## GIVEN PROBLEM:
Go through the data and copy every line exactly, but not the images.
====== LISTING ======
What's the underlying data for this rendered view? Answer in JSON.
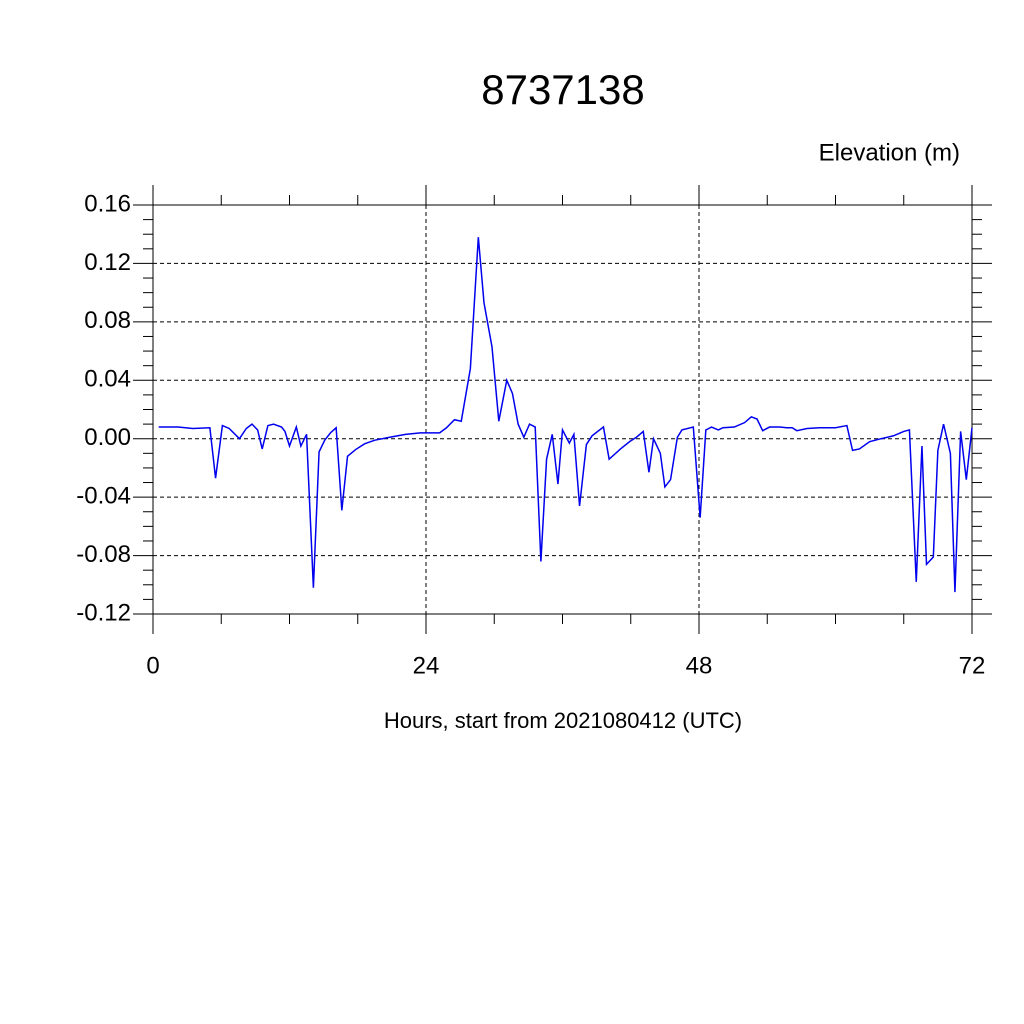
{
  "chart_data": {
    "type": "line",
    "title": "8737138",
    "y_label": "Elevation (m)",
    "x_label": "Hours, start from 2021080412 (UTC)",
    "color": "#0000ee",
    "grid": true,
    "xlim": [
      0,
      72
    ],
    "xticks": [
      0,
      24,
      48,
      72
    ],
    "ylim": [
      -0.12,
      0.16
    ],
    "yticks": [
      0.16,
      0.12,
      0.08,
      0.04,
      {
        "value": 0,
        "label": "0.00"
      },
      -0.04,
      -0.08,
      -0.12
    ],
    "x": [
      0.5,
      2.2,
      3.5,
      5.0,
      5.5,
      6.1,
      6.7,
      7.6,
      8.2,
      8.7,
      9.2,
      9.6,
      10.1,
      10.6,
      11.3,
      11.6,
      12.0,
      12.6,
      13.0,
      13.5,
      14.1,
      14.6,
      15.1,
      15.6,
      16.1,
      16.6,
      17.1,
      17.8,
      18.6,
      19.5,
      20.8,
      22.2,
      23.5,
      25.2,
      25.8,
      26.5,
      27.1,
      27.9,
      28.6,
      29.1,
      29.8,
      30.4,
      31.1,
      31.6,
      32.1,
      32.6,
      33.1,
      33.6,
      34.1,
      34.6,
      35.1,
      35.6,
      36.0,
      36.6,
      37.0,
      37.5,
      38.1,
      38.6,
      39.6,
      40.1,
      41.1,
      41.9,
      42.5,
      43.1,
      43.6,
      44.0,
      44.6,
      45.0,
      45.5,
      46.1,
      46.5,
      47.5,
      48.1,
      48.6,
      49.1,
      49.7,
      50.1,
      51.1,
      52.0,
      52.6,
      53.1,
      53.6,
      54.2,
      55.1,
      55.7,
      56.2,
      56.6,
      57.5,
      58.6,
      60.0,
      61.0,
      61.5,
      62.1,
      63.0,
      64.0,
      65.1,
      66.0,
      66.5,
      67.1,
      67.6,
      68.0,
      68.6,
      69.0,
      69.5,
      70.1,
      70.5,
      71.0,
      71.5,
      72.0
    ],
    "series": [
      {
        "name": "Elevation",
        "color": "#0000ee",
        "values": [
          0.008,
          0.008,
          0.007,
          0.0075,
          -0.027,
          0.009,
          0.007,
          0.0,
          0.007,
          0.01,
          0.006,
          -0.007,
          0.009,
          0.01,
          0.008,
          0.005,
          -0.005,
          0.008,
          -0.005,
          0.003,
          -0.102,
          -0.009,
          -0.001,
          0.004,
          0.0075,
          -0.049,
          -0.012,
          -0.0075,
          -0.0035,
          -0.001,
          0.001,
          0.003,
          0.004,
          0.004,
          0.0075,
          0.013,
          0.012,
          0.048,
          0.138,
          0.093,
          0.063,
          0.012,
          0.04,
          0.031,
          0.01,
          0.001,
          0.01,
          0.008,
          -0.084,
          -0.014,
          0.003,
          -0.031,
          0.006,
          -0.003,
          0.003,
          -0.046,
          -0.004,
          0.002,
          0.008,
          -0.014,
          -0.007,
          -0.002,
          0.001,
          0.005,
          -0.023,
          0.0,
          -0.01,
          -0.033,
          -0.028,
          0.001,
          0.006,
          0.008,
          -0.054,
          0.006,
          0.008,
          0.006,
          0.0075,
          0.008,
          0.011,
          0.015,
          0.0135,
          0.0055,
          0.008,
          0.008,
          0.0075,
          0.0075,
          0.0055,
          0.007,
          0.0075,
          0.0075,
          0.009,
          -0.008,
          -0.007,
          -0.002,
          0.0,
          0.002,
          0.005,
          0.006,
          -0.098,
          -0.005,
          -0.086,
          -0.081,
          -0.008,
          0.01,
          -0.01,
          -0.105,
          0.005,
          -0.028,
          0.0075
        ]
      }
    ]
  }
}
======
## TASK OUTPUT:
What's the underlying data for this rendered view? Answer in JSON.
{
  "chart_data": {
    "type": "line",
    "title": "8737138",
    "y_label": "Elevation (m)",
    "x_label": "Hours, start from 2021080412 (UTC)",
    "color": "#0000ee",
    "grid": true,
    "xlim": [
      0,
      72
    ],
    "xticks": [
      0,
      24,
      48,
      72
    ],
    "ylim": [
      -0.12,
      0.16
    ],
    "yticks": [
      0.16,
      0.12,
      0.08,
      0.04,
      {
        "value": 0,
        "label": "0.00"
      },
      -0.04,
      -0.08,
      -0.12
    ],
    "x": [
      0.5,
      2.2,
      3.5,
      5.0,
      5.5,
      6.1,
      6.7,
      7.6,
      8.2,
      8.7,
      9.2,
      9.6,
      10.1,
      10.6,
      11.3,
      11.6,
      12.0,
      12.6,
      13.0,
      13.5,
      14.1,
      14.6,
      15.1,
      15.6,
      16.1,
      16.6,
      17.1,
      17.8,
      18.6,
      19.5,
      20.8,
      22.2,
      23.5,
      25.2,
      25.8,
      26.5,
      27.1,
      27.9,
      28.6,
      29.1,
      29.8,
      30.4,
      31.1,
      31.6,
      32.1,
      32.6,
      33.1,
      33.6,
      34.1,
      34.6,
      35.1,
      35.6,
      36.0,
      36.6,
      37.0,
      37.5,
      38.1,
      38.6,
      39.6,
      40.1,
      41.1,
      41.9,
      42.5,
      43.1,
      43.6,
      44.0,
      44.6,
      45.0,
      45.5,
      46.1,
      46.5,
      47.5,
      48.1,
      48.6,
      49.1,
      49.7,
      50.1,
      51.1,
      52.0,
      52.6,
      53.1,
      53.6,
      54.2,
      55.1,
      55.7,
      56.2,
      56.6,
      57.5,
      58.6,
      60.0,
      61.0,
      61.5,
      62.1,
      63.0,
      64.0,
      65.1,
      66.0,
      66.5,
      67.1,
      67.6,
      68.0,
      68.6,
      69.0,
      69.5,
      70.1,
      70.5,
      71.0,
      71.5,
      72.0
    ],
    "series": [
      {
        "name": "Elevation",
        "color": "#0000ee",
        "values": [
          0.008,
          0.008,
          0.007,
          0.0075,
          -0.027,
          0.009,
          0.007,
          0.0,
          0.007,
          0.01,
          0.006,
          -0.007,
          0.009,
          0.01,
          0.008,
          0.005,
          -0.005,
          0.008,
          -0.005,
          0.003,
          -0.102,
          -0.009,
          -0.001,
          0.004,
          0.0075,
          -0.049,
          -0.012,
          -0.0075,
          -0.0035,
          -0.001,
          0.001,
          0.003,
          0.004,
          0.004,
          0.0075,
          0.013,
          0.012,
          0.048,
          0.138,
          0.093,
          0.063,
          0.012,
          0.04,
          0.031,
          0.01,
          0.001,
          0.01,
          0.008,
          -0.084,
          -0.014,
          0.003,
          -0.031,
          0.006,
          -0.003,
          0.003,
          -0.046,
          -0.004,
          0.002,
          0.008,
          -0.014,
          -0.007,
          -0.002,
          0.001,
          0.005,
          -0.023,
          0.0,
          -0.01,
          -0.033,
          -0.028,
          0.001,
          0.006,
          0.008,
          -0.054,
          0.006,
          0.008,
          0.006,
          0.0075,
          0.008,
          0.011,
          0.015,
          0.0135,
          0.0055,
          0.008,
          0.008,
          0.0075,
          0.0075,
          0.0055,
          0.007,
          0.0075,
          0.0075,
          0.009,
          -0.008,
          -0.007,
          -0.002,
          0.0,
          0.002,
          0.005,
          0.006,
          -0.098,
          -0.005,
          -0.086,
          -0.081,
          -0.008,
          0.01,
          -0.01,
          -0.105,
          0.005,
          -0.028,
          0.0075
        ]
      }
    ]
  }
}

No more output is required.